> _Your goal_
Transcribe the entries exactly; images are not part of the copy.

> _Supplied information_
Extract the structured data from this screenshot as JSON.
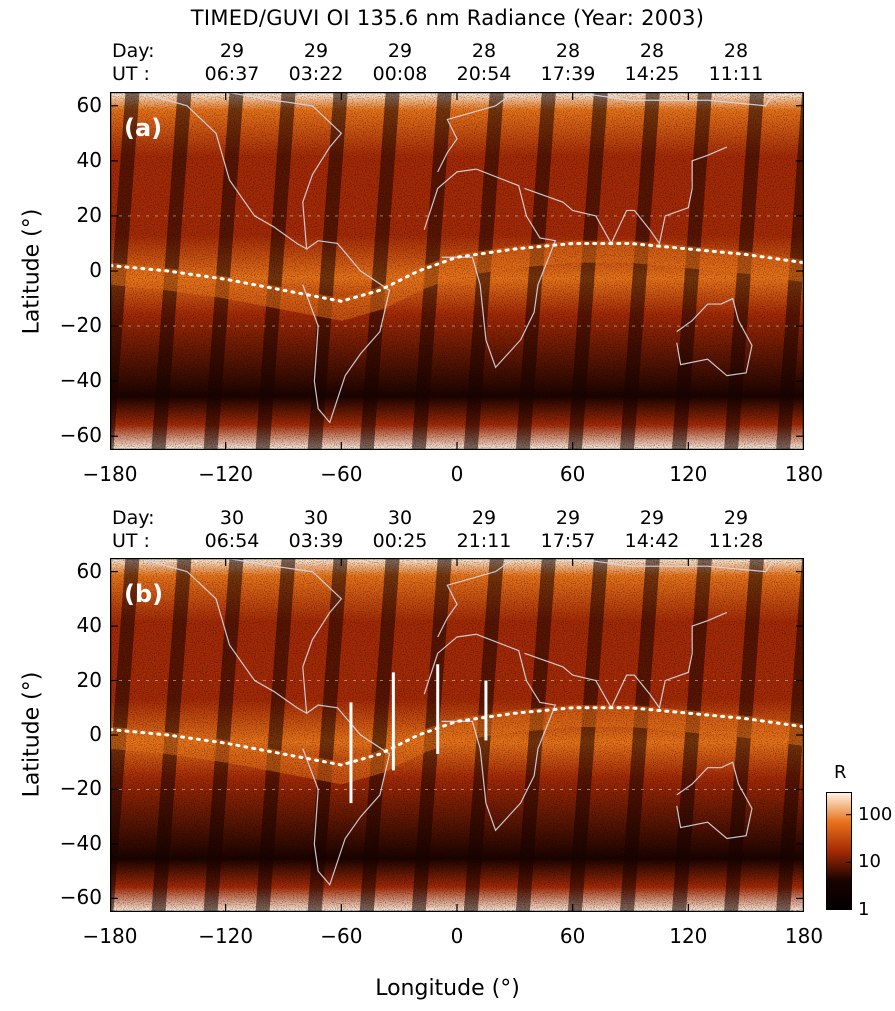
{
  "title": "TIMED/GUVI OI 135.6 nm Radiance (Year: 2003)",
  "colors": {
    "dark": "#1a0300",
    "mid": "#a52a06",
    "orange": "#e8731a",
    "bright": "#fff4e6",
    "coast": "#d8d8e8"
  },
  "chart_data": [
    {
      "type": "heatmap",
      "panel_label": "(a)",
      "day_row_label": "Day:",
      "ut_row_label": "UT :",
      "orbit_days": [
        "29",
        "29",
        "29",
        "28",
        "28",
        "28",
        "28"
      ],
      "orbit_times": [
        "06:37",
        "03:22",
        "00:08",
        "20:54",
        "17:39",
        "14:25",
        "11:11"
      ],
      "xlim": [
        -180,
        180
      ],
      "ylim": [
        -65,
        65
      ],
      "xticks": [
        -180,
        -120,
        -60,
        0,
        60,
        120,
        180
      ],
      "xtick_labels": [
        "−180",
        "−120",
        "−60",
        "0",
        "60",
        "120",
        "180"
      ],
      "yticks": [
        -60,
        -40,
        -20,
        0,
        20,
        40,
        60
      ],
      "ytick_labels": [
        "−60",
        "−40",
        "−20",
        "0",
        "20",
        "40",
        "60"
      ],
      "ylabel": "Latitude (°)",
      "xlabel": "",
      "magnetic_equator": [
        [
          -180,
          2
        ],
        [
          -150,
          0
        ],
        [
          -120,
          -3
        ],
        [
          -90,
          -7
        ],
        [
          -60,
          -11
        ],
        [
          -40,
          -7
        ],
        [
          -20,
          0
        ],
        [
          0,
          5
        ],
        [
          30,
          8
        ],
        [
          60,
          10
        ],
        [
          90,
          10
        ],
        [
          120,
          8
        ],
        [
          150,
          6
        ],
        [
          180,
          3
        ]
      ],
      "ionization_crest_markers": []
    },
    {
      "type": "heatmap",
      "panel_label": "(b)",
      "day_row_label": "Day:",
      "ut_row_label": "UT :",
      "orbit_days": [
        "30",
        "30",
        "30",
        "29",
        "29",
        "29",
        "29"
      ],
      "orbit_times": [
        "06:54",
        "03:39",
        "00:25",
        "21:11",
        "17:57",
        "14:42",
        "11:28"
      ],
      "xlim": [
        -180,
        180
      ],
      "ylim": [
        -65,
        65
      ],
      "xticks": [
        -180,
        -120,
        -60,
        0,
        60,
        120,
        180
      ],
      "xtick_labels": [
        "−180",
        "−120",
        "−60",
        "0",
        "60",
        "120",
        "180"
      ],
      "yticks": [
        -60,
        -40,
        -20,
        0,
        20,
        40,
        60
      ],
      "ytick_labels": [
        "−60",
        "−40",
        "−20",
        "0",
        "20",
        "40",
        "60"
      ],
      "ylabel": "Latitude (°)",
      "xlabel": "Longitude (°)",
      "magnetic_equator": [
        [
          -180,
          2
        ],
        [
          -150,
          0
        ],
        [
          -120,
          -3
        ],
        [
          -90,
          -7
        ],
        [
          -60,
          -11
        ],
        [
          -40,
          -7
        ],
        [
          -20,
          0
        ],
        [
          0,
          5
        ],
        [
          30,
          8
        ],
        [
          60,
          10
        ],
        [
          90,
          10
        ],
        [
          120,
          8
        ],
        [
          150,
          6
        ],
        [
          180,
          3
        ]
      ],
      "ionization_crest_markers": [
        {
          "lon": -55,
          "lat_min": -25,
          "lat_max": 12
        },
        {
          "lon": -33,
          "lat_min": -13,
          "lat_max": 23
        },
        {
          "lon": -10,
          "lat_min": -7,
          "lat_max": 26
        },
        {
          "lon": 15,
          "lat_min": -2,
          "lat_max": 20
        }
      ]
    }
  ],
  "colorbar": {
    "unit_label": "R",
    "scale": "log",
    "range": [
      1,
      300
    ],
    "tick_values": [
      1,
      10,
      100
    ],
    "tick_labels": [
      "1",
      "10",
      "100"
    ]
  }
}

> _Written solution_
Extract the structured data from this screenshot as JSON.
{
  "title": "TIMED/GUVI OI 135.6 nm Radiance (Year: 2003)",
  "colors": {
    "dark": "#1a0300",
    "mid": "#a52a06",
    "orange": "#e8731a",
    "bright": "#fff4e6",
    "coast": "#d8d8e8"
  },
  "chart_data": [
    {
      "type": "heatmap",
      "panel_label": "(a)",
      "day_row_label": "Day:",
      "ut_row_label": "UT :",
      "orbit_days": [
        "29",
        "29",
        "29",
        "28",
        "28",
        "28",
        "28"
      ],
      "orbit_times": [
        "06:37",
        "03:22",
        "00:08",
        "20:54",
        "17:39",
        "14:25",
        "11:11"
      ],
      "xlim": [
        -180,
        180
      ],
      "ylim": [
        -65,
        65
      ],
      "xticks": [
        -180,
        -120,
        -60,
        0,
        60,
        120,
        180
      ],
      "xtick_labels": [
        "−180",
        "−120",
        "−60",
        "0",
        "60",
        "120",
        "180"
      ],
      "yticks": [
        -60,
        -40,
        -20,
        0,
        20,
        40,
        60
      ],
      "ytick_labels": [
        "−60",
        "−40",
        "−20",
        "0",
        "20",
        "40",
        "60"
      ],
      "ylabel": "Latitude (°)",
      "xlabel": "",
      "magnetic_equator": [
        [
          -180,
          2
        ],
        [
          -150,
          0
        ],
        [
          -120,
          -3
        ],
        [
          -90,
          -7
        ],
        [
          -60,
          -11
        ],
        [
          -40,
          -7
        ],
        [
          -20,
          0
        ],
        [
          0,
          5
        ],
        [
          30,
          8
        ],
        [
          60,
          10
        ],
        [
          90,
          10
        ],
        [
          120,
          8
        ],
        [
          150,
          6
        ],
        [
          180,
          3
        ]
      ],
      "ionization_crest_markers": []
    },
    {
      "type": "heatmap",
      "panel_label": "(b)",
      "day_row_label": "Day:",
      "ut_row_label": "UT :",
      "orbit_days": [
        "30",
        "30",
        "30",
        "29",
        "29",
        "29",
        "29"
      ],
      "orbit_times": [
        "06:54",
        "03:39",
        "00:25",
        "21:11",
        "17:57",
        "14:42",
        "11:28"
      ],
      "xlim": [
        -180,
        180
      ],
      "ylim": [
        -65,
        65
      ],
      "xticks": [
        -180,
        -120,
        -60,
        0,
        60,
        120,
        180
      ],
      "xtick_labels": [
        "−180",
        "−120",
        "−60",
        "0",
        "60",
        "120",
        "180"
      ],
      "yticks": [
        -60,
        -40,
        -20,
        0,
        20,
        40,
        60
      ],
      "ytick_labels": [
        "−60",
        "−40",
        "−20",
        "0",
        "20",
        "40",
        "60"
      ],
      "ylabel": "Latitude (°)",
      "xlabel": "Longitude (°)",
      "magnetic_equator": [
        [
          -180,
          2
        ],
        [
          -150,
          0
        ],
        [
          -120,
          -3
        ],
        [
          -90,
          -7
        ],
        [
          -60,
          -11
        ],
        [
          -40,
          -7
        ],
        [
          -20,
          0
        ],
        [
          0,
          5
        ],
        [
          30,
          8
        ],
        [
          60,
          10
        ],
        [
          90,
          10
        ],
        [
          120,
          8
        ],
        [
          150,
          6
        ],
        [
          180,
          3
        ]
      ],
      "ionization_crest_markers": [
        {
          "lon": -55,
          "lat_min": -25,
          "lat_max": 12
        },
        {
          "lon": -33,
          "lat_min": -13,
          "lat_max": 23
        },
        {
          "lon": -10,
          "lat_min": -7,
          "lat_max": 26
        },
        {
          "lon": 15,
          "lat_min": -2,
          "lat_max": 20
        }
      ]
    }
  ],
  "colorbar": {
    "unit_label": "R",
    "scale": "log",
    "range": [
      1,
      300
    ],
    "tick_values": [
      1,
      10,
      100
    ],
    "tick_labels": [
      "1",
      "10",
      "100"
    ]
  }
}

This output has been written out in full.